- **Exercise objective**
Convert the records below into a JSON list of strings, with one string per line and blank lines omitted.
§ §
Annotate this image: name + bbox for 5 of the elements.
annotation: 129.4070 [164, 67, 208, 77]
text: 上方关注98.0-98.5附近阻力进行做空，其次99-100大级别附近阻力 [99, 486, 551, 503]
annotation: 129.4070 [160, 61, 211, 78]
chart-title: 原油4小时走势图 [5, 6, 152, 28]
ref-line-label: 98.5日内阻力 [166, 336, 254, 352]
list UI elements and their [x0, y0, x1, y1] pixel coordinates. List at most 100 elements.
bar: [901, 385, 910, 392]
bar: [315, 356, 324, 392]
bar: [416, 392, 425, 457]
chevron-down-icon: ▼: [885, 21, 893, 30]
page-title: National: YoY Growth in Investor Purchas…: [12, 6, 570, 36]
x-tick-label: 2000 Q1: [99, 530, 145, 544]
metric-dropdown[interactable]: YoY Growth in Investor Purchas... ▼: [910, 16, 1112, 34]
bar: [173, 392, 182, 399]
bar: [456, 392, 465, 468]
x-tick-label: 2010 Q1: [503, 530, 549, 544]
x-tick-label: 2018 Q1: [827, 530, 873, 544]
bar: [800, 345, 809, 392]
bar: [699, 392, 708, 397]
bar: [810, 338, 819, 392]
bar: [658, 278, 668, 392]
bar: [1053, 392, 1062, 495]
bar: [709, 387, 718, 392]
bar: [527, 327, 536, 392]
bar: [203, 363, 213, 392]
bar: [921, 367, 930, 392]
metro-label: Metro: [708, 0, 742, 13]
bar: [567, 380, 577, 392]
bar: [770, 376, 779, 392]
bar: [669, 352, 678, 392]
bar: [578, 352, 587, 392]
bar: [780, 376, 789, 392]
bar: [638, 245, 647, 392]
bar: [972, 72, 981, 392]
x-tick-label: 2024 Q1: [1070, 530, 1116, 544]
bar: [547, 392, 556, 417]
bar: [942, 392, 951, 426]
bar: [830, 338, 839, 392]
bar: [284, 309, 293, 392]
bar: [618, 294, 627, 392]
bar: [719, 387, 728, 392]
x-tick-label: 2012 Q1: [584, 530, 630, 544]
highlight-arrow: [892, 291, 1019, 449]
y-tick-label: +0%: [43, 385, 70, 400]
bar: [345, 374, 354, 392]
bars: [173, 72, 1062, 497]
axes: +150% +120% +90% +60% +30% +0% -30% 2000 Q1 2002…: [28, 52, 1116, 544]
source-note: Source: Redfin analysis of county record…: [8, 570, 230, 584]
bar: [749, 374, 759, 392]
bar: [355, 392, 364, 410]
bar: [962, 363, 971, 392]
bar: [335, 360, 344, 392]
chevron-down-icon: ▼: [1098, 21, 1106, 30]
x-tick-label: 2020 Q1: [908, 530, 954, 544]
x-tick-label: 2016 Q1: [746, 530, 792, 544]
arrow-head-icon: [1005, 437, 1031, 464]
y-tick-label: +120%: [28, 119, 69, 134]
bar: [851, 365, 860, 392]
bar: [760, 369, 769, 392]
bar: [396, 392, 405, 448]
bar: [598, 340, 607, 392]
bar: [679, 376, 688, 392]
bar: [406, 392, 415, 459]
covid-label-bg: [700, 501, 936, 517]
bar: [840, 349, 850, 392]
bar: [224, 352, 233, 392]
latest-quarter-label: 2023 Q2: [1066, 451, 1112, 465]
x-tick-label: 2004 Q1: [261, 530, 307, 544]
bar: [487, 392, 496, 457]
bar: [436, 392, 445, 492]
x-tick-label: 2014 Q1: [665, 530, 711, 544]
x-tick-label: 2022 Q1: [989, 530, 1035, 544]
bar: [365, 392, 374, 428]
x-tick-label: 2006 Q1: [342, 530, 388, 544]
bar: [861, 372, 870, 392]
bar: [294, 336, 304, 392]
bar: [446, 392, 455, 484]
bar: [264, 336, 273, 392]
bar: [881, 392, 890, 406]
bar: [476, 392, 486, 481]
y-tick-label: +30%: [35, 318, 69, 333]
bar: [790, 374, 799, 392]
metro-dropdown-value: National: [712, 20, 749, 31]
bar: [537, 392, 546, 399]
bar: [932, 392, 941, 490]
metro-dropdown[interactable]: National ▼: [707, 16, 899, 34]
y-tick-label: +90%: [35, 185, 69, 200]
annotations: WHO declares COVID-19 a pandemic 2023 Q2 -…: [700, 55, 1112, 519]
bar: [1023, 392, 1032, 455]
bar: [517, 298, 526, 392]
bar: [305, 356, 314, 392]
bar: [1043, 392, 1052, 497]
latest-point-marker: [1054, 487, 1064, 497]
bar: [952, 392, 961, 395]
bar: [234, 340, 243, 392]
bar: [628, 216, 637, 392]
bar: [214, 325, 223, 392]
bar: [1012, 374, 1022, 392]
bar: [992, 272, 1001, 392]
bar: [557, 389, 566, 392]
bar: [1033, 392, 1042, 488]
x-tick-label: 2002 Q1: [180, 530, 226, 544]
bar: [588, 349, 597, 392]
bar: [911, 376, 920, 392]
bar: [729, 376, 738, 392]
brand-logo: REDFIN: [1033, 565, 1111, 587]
§ §
- **Answer to this problem**
[
  "Annotate this image: name + bbox for 5 of the elements.",
  "annotation: 129.4070 [164, 67, 208, 77]",
  "text: 上方关注98.0-98.5附近阻力进行做空，其次99-100大级别附近阻力 [99, 486, 551, 503]",
  "annotation: 129.4070 [160, 61, 211, 78]",
  "chart-title: 原油4小时走势图 [5, 6, 152, 28]",
  "ref-line-label: 98.5日内阻力 [166, 336, 254, 352]",
  "list UI elements and their [x0, y0, x1, y1] pixel coordinates. List at most 100 elements.",
  "bar: [901, 385, 910, 392]",
  "bar: [315, 356, 324, 392]",
  "bar: [416, 392, 425, 457]",
  "chevron-down-icon: ▼: [885, 21, 893, 30]",
  "page-title: National: YoY Growth in Investor Purchas…: [12, 6, 570, 36]",
  "x-tick-label: 2000 Q1: [99, 530, 145, 544]",
  "metric-dropdown[interactable]: YoY Growth in Investor Purchas... ▼: [910, 16, 1112, 34]",
  "bar: [173, 392, 182, 399]",
  "bar: [456, 392, 465, 468]",
  "x-tick-label: 2010 Q1: [503, 530, 549, 544]",
  "x-tick-label: 2018 Q1: [827, 530, 873, 544]",
  "bar: [800, 345, 809, 392]",
  "bar: [699, 392, 708, 397]",
  "bar: [810, 338, 819, 392]",
  "bar: [658, 278, 668, 392]",
  "bar: [1053, 392, 1062, 495]",
  "bar: [709, 387, 718, 392]",
  "bar: [527, 327, 536, 392]",
  "bar: [203, 363, 213, 392]",
  "bar: [921, 367, 930, 392]",
  "metro-label: Metro: [708, 0, 742, 13]",
  "bar: [567, 380, 577, 392]",
  "bar: [770, 376, 779, 392]",
  "bar: [669, 352, 678, 392]",
  "bar: [578, 352, 587, 392]",
  "bar: [780, 376, 789, 392]",
  "bar: [638, 245, 647, 392]",
  "bar: [972, 72, 981, 392]",
  "x-tick-label: 2024 Q1: [1070, 530, 1116, 544]",
  "bar: [547, 392, 556, 417]",
  "bar: [942, 392, 951, 426]",
  "bar: [830, 338, 839, 392]",
  "bar: [284, 309, 293, 392]",
  "bar: [618, 294, 627, 392]",
  "bar: [719, 387, 728, 392]",
  "x-tick-label: 2012 Q1: [584, 530, 630, 544]",
  "highlight-arrow: [892, 291, 1019, 449]",
  "y-tick-label: +0%: [43, 385, 70, 400]",
  "bar: [345, 374, 354, 392]",
  "bars: [173, 72, 1062, 497]",
  "axes: +150% +120% +90% +60% +30% +0% -30% 2000 Q1 2002…: [28, 52, 1116, 544]",
  "source-note: Source: Redfin analysis of county record…: [8, 570, 230, 584]",
  "bar: [749, 374, 759, 392]",
  "bar: [355, 392, 364, 410]",
  "bar: [962, 363, 971, 392]",
  "bar: [335, 360, 344, 392]",
  "chevron-down-icon: ▼: [1098, 21, 1106, 30]",
  "x-tick-label: 2020 Q1: [908, 530, 954, 544]",
  "x-tick-label: 2016 Q1: [746, 530, 792, 544]",
  "arrow-head-icon: [1005, 437, 1031, 464]",
  "y-tick-label: +120%: [28, 119, 69, 134]",
  "bar: [851, 365, 860, 392]",
  "bar: [760, 369, 769, 392]",
  "bar: [396, 392, 405, 448]",
  "bar: [598, 340, 607, 392]",
  "bar: [679, 376, 688, 392]",
  "bar: [406, 392, 415, 459]",
  "covid-label-bg: [700, 501, 936, 517]",
  "bar: [840, 349, 850, 392]",
  "bar: [224, 352, 233, 392]",
  "latest-quarter-label: 2023 Q2: [1066, 451, 1112, 465]",
  "x-tick-label: 2004 Q1: [261, 530, 307, 544]",
  "bar: [487, 392, 496, 457]",
  "bar: [436, 392, 445, 492]",
  "x-tick-label: 2014 Q1: [665, 530, 711, 544]",
  "x-tick-label: 2022 Q1: [989, 530, 1035, 544]",
  "bar: [365, 392, 374, 428]",
  "x-tick-label: 2006 Q1: [342, 530, 388, 544]",
  "bar: [861, 372, 870, 392]",
  "bar: [294, 336, 304, 392]",
  "bar: [446, 392, 455, 484]",
  "bar: [264, 336, 273, 392]",
  "bar: [881, 392, 890, 406]",
  "bar: [476, 392, 486, 481]",
  "y-tick-label: +30%: [35, 318, 69, 333]",
  "bar: [790, 374, 799, 392]",
  "metro-dropdown-value: National: [712, 20, 749, 31]",
  "bar: [537, 392, 546, 399]",
  "bar: [932, 392, 941, 490]",
  "metro-dropdown[interactable]: National ▼: [707, 16, 899, 34]",
  "y-tick-label: +90%: [35, 185, 69, 200]",
  "annotations: WHO declares COVID-19 a pandemic 2023 Q2 -…: [700, 55, 1112, 519]",
  "bar: [1023, 392, 1032, 455]",
  "bar: [517, 298, 526, 392]",
  "bar: [305, 356, 314, 392]",
  "bar: [1043, 392, 1052, 497]",
  "latest-point-marker: [1054, 487, 1064, 497]",
  "bar: [952, 392, 961, 395]",
  "bar: [234, 340, 243, 392]",
  "bar: [628, 216, 637, 392]",
  "bar: [214, 325, 223, 392]",
  "bar: [1012, 374, 1022, 392]",
  "bar: [992, 272, 1001, 392]",
  "bar: [557, 389, 566, 392]",
  "bar: [1033, 392, 1042, 488]",
  "x-tick-label: 2002 Q1: [180, 530, 226, 544]",
  "bar: [588, 349, 597, 392]",
  "bar: [911, 376, 920, 392]",
  "bar: [729, 376, 738, 392]",
  "brand-logo: REDFIN: [1033, 565, 1111, 587]"
]